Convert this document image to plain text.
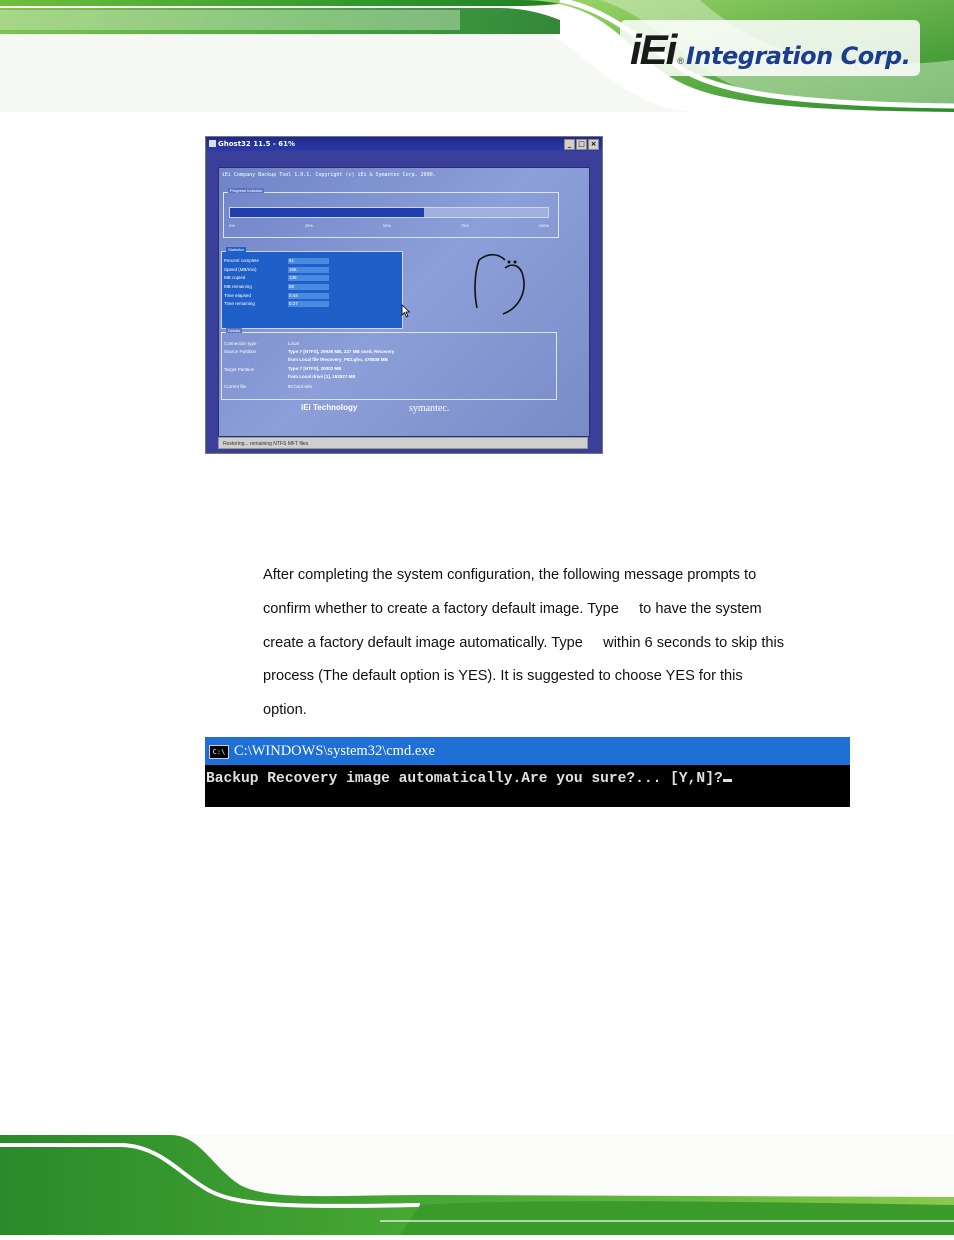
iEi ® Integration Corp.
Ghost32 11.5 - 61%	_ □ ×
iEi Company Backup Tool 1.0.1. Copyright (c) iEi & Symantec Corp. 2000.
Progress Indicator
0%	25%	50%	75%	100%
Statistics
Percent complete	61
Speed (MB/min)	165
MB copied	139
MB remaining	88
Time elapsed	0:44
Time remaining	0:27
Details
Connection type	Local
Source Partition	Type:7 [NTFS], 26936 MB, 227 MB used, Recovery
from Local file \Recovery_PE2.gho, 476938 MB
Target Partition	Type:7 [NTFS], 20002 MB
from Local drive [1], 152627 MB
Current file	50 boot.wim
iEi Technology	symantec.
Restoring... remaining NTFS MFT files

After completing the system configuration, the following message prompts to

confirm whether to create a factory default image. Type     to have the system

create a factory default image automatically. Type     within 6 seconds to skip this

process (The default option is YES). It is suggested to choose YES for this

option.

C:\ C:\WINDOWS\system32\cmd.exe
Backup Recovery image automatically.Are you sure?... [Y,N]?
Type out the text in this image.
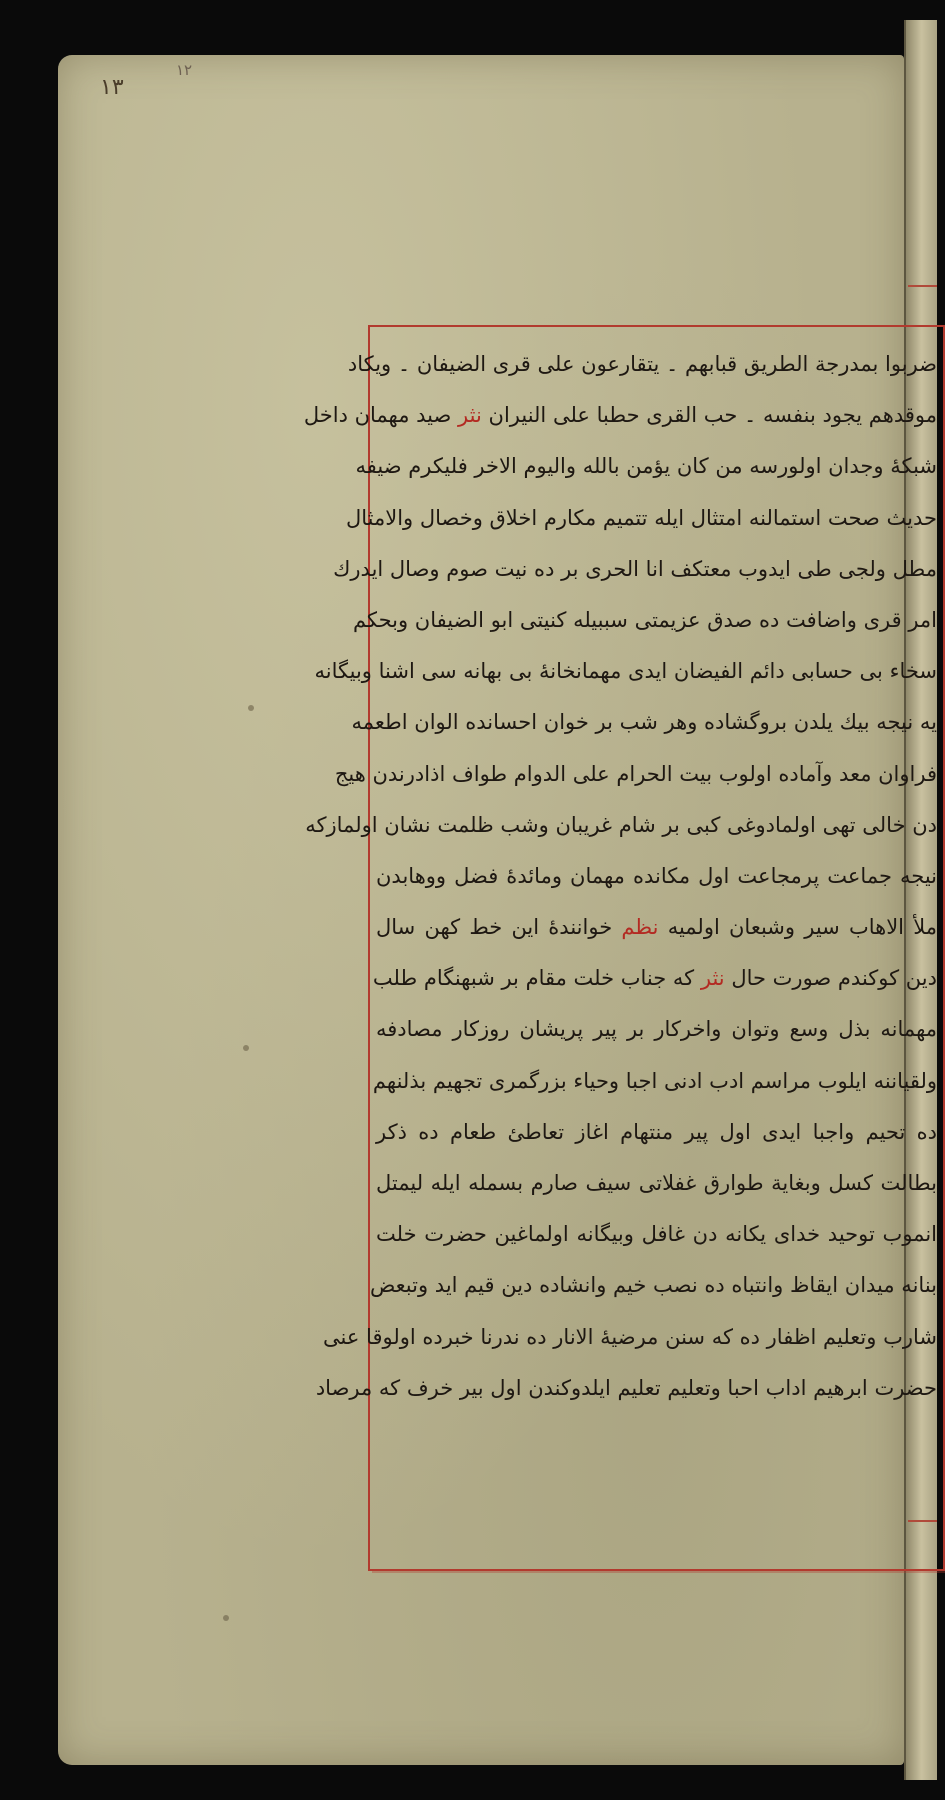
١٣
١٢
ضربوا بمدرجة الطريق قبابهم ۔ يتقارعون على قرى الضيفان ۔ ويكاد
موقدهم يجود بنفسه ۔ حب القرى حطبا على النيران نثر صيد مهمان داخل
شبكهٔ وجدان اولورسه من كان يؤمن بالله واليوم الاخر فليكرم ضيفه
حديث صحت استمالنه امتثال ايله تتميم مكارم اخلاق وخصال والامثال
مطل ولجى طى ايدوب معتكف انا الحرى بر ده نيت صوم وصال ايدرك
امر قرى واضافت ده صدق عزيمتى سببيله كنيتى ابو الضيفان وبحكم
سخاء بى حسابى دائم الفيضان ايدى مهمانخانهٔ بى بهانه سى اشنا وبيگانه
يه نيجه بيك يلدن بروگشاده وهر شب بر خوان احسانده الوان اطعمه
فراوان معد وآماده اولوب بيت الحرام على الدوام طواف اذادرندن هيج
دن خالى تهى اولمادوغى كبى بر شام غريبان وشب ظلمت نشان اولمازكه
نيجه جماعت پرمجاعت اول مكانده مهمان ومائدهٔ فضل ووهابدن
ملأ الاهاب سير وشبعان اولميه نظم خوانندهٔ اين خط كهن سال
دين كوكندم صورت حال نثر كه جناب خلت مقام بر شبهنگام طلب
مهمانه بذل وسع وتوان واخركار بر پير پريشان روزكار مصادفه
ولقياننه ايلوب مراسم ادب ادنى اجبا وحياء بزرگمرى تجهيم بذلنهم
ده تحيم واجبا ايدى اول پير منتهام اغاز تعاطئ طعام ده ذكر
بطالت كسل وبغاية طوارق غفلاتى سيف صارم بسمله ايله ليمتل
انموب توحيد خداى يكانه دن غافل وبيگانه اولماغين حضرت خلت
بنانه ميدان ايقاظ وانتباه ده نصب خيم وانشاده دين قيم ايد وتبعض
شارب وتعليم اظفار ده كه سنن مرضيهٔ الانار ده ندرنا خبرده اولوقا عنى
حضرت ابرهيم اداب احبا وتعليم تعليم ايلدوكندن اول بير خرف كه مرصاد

Request = Identify every line holding the word "ايله" and copy it out.

Answer =
حديث صحت استمالنه امتثال ايله تتميم مكارم اخلاق وخصال والامثال
بطالت كسل وبغاية طوارق غفلاتى سيف صارم بسمله ايله ليمتل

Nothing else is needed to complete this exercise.